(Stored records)
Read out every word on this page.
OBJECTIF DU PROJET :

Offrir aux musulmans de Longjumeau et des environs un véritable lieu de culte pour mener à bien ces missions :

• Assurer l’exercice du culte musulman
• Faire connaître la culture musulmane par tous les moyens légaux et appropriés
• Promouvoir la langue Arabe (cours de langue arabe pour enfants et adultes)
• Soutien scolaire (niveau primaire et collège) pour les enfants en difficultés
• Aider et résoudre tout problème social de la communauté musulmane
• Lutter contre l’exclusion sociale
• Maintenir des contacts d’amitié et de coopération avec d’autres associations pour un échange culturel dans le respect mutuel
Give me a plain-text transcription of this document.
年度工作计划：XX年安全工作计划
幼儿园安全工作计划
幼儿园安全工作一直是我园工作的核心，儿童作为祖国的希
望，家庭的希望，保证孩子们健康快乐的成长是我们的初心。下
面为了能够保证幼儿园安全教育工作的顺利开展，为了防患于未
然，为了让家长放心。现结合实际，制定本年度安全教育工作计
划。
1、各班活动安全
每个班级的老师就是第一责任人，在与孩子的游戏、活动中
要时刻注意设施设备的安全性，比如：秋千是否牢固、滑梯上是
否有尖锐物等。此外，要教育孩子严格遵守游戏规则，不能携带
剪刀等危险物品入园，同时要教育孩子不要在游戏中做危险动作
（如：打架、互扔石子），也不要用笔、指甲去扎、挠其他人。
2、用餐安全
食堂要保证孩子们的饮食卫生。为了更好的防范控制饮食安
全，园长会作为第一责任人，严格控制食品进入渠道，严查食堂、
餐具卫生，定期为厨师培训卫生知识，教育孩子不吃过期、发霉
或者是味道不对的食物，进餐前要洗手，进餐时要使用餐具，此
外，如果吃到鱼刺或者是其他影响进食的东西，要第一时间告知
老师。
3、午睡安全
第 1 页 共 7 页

YOUR INSTRUCTIONS: Set down the material above again, word for word.

RESPONSE:
Read out every word on this page.
OBJECTIF DU PROJET :

Offrir aux musulmans de Longjumeau et des environs un véritable lieu de culte pour mener à bien ces missions :

• Assurer l’exercice du culte musulman
• Faire connaître la culture musulmane par tous les moyens légaux et appropriés
• Promouvoir la langue Arabe (cours de langue arabe pour enfants et adultes)
• Soutien scolaire (niveau primaire et collège) pour les enfants en difficultés
• Aider et résoudre tout problème social de la communauté musulmane
• Lutter contre l’exclusion sociale
• Maintenir des contacts d’amitié et de coopération avec d’autres associations pour un échange culturel dans le respect mutuel
Give me a plain-text transcription of this document.
年度工作计划：XX年安全工作计划
幼儿园安全工作计划
幼儿园安全工作一直是我园工作的核心，儿童作为祖国的希
望，家庭的希望，保证孩子们健康快乐的成长是我们的初心。下
面为了能够保证幼儿园安全教育工作的顺利开展，为了防患于未
然，为了让家长放心。现结合实际，制定本年度安全教育工作计
划。
1、各班活动安全
每个班级的老师就是第一责任人，在与孩子的游戏、活动中
要时刻注意设施设备的安全性，比如：秋千是否牢固、滑梯上是
否有尖锐物等。此外，要教育孩子严格遵守游戏规则，不能携带
剪刀等危险物品入园，同时要教育孩子不要在游戏中做危险动作
（如：打架、互扔石子），也不要用笔、指甲去扎、挠其他人。
2、用餐安全
食堂要保证孩子们的饮食卫生。为了更好的防范控制饮食安
全，园长会作为第一责任人，严格控制食品进入渠道，严查食堂、
餐具卫生，定期为厨师培训卫生知识，教育孩子不吃过期、发霉
或者是味道不对的食物，进餐前要洗手，进餐时要使用餐具，此
外，如果吃到鱼刺或者是其他影响进食的东西，要第一时间告知
老师。
3、午睡安全
第 1 页 共 7 页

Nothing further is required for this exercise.